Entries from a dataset
------

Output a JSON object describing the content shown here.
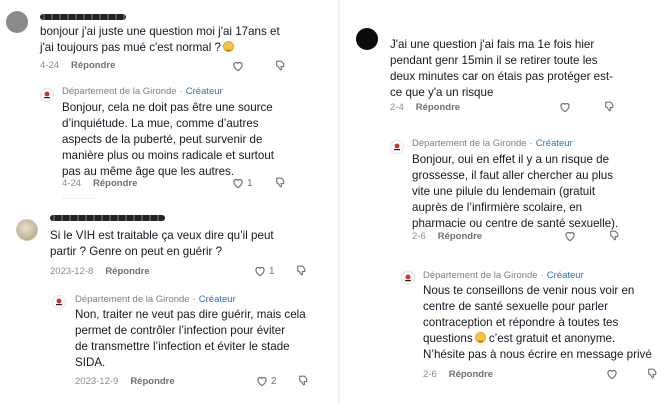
{
  "org": {
    "name": "Département de la Gironde",
    "creator_badge": "Créateur",
    "separator": "·"
  },
  "actions": {
    "reply_label": "Répondre"
  },
  "left_column": [
    {
      "kind": "comment",
      "text_lines": [
        "bonjour j'ai juste une question moi j'ai 17ans et",
        "j'ai toujours pas mué c'est normal ?"
      ],
      "date": "4-24",
      "like_count": ""
    },
    {
      "kind": "reply",
      "text_lines": [
        "Bonjour, cela ne doit pas être une source",
        "d’inquiétude. La mue, comme d’autres",
        "aspects de la puberté, peut survenir de",
        "manière plus ou moins radicale et surtout",
        "pas au même âge que les autres."
      ],
      "date": "4-24",
      "like_count": "1"
    },
    {
      "kind": "comment",
      "text_lines": [
        "Si le VIH est traitable ça veux dire qu’il peut",
        "partir ? Genre on peut en guérir ?"
      ],
      "date": "2023-12-8",
      "like_count": "1"
    },
    {
      "kind": "reply",
      "text_lines": [
        "Non, traiter ne veut pas dire guérir, mais cela",
        "permet de contrôler l’infection pour éviter",
        "de transmettre l’infection et éviter le stade",
        "SIDA."
      ],
      "date": "2023-12-9",
      "like_count": "2"
    }
  ],
  "right_column": [
    {
      "kind": "comment",
      "text_lines": [
        "J'ai une question j'ai fais ma 1e fois hier",
        "pendant genr 15min il se retirer toute les",
        "deux minutes car on étais pas protéger est-",
        "ce que y'a un risque"
      ],
      "date": "2-4",
      "like_count": ""
    },
    {
      "kind": "reply",
      "text_lines": [
        "Bonjour, oui en effet il y a un risque de",
        "grossesse, il faut aller chercher au plus",
        "vite une pilule du lendemain (gratuit",
        "auprès de l’infirmière scolaire, en",
        "pharmacie ou centre de santé sexuelle)."
      ],
      "date": "2-6",
      "like_count": ""
    },
    {
      "kind": "reply",
      "text_lines": [
        "Nous te conseillons de venir nous voir en",
        "centre de santé sexuelle pour parler",
        "contraception et répondre à toutes tes",
        "questions",
        "N’hésite pas à nous écrire en message privé"
      ],
      "inline_after_emoji": " c’est gratuit et anonyme.",
      "date": "2-6",
      "like_count": ""
    }
  ],
  "icons": {
    "like": "heart-outline-icon",
    "dislike": "thumbs-down-icon",
    "org_logo": "gironde-logo-icon",
    "emoji": "smiling-face-emoji"
  },
  "colors": {
    "creator": "#2f6fbf",
    "meta": "#8a8b91",
    "text": "#161823"
  }
}
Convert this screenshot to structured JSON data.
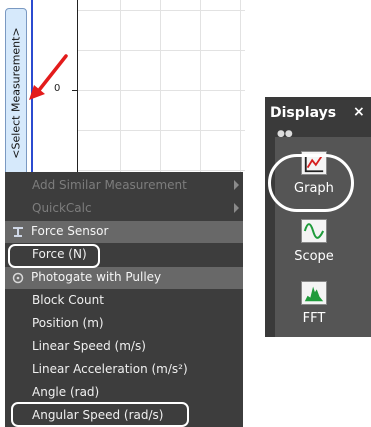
{
  "graph": {
    "select_measurement_label": "<Select Measurement>",
    "y_zero_label": "0"
  },
  "menu": {
    "items": [
      {
        "label": "Add Similar Measurement",
        "state": "disabled",
        "submenu": true
      },
      {
        "label": "QuickCalc",
        "state": "disabled",
        "submenu": true
      },
      {
        "label": "Force Sensor",
        "state": "header",
        "icon": "force-sensor-icon"
      },
      {
        "label": "Force (N)",
        "state": "enabled",
        "highlighted": true
      },
      {
        "label": "Photogate with Pulley",
        "state": "header",
        "icon": "photogate-icon"
      },
      {
        "label": "Block Count",
        "state": "enabled"
      },
      {
        "label": "Position (m)",
        "state": "enabled"
      },
      {
        "label": "Linear Speed (m/s)",
        "state": "enabled"
      },
      {
        "label": "Linear Acceleration (m/s²)",
        "state": "enabled"
      },
      {
        "label": "Angle (rad)",
        "state": "enabled"
      },
      {
        "label": "Angular Speed (rad/s)",
        "state": "enabled",
        "highlighted": true
      }
    ]
  },
  "displays": {
    "title": "Displays",
    "close_symbol": "×",
    "handle_symbol": "●●",
    "items": [
      {
        "label": "Graph",
        "icon": "graph-icon",
        "highlighted": true
      },
      {
        "label": "Scope",
        "icon": "scope-icon"
      },
      {
        "label": "FFT",
        "icon": "fft-icon"
      }
    ]
  },
  "colors": {
    "menu_bg": "#3d3d3d",
    "menu_header": "#686868",
    "panel_bg": "#3a3a3a",
    "annotation_arrow": "#e31b1b",
    "highlight_ring": "#ffffff",
    "measurement_tab": "#d6e9fb"
  }
}
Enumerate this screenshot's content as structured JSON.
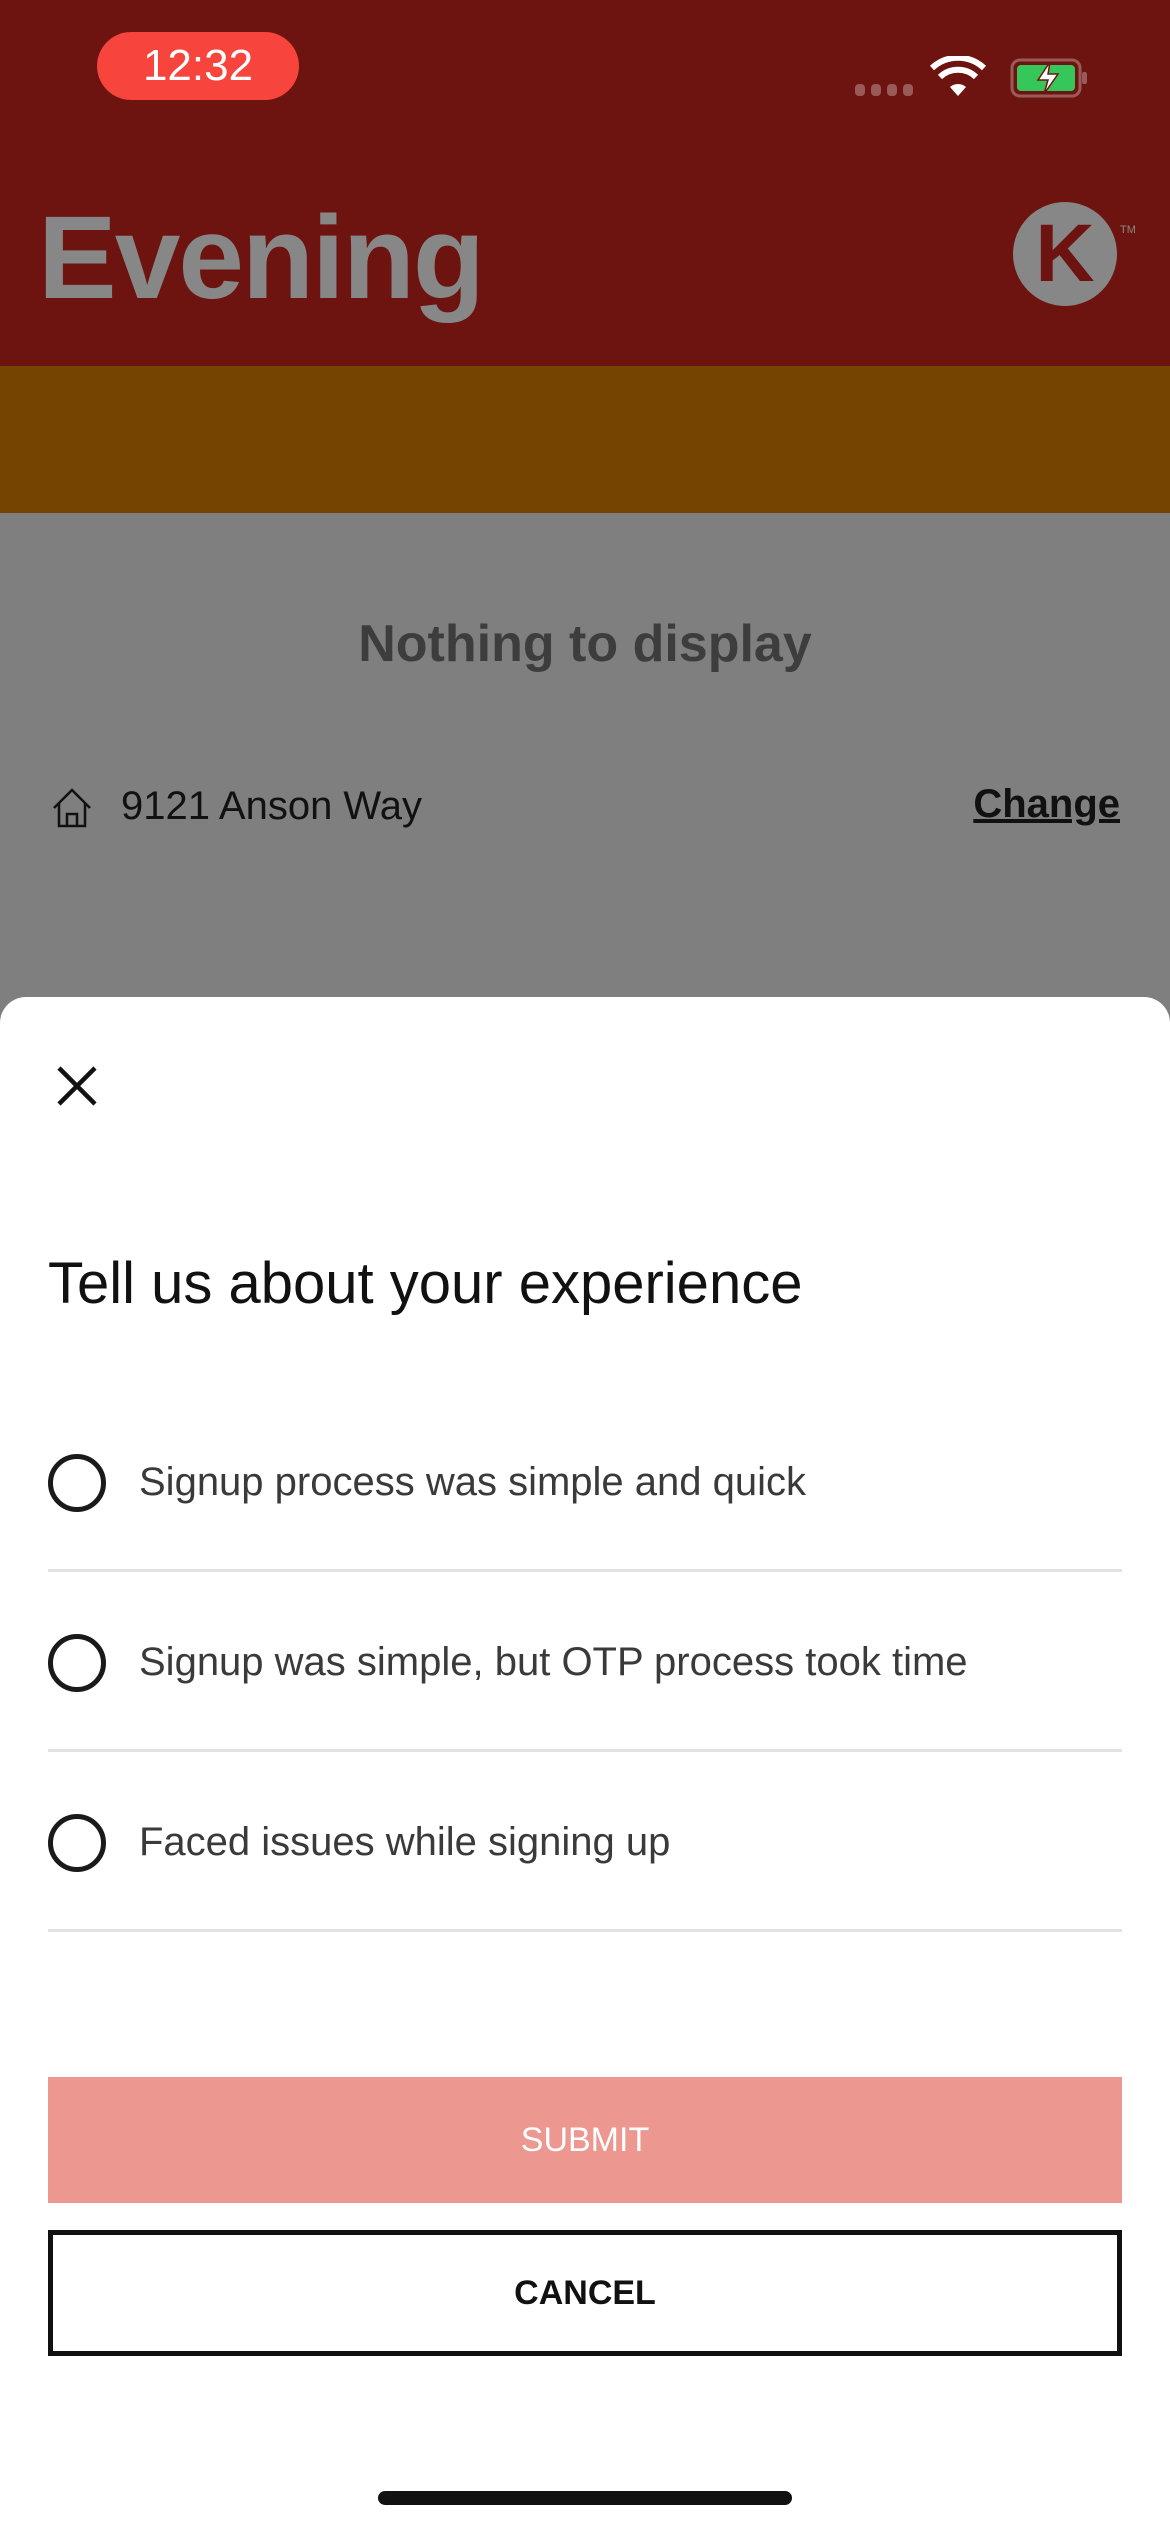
{
  "status_bar": {
    "time": "12:32"
  },
  "header": {
    "title": "Evening",
    "logo_letter": "K",
    "logo_tm": "TM"
  },
  "address_bar": {
    "address": "9121 Anson Way",
    "change_label": "Change"
  },
  "main": {
    "empty_text": "Nothing to display"
  },
  "sheet": {
    "title": "Tell us about your experience",
    "options": [
      {
        "label": "Signup process was simple and quick"
      },
      {
        "label": "Signup was simple, but OTP process took time"
      },
      {
        "label": "Faced issues while signing up"
      }
    ],
    "submit_label": "SUBMIT",
    "cancel_label": "CANCEL"
  },
  "colors": {
    "header": "#6e1410",
    "address_bar": "#744400",
    "submit": "#ec9790",
    "time_pill": "#f7443c"
  }
}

------

Goal
Out of the material above, select every line that holds the string "sexuelle".

Solution for this exercise
        "pharmacie ou centre de santé sexuelle)."
        "centre de santé sexuelle pour parler",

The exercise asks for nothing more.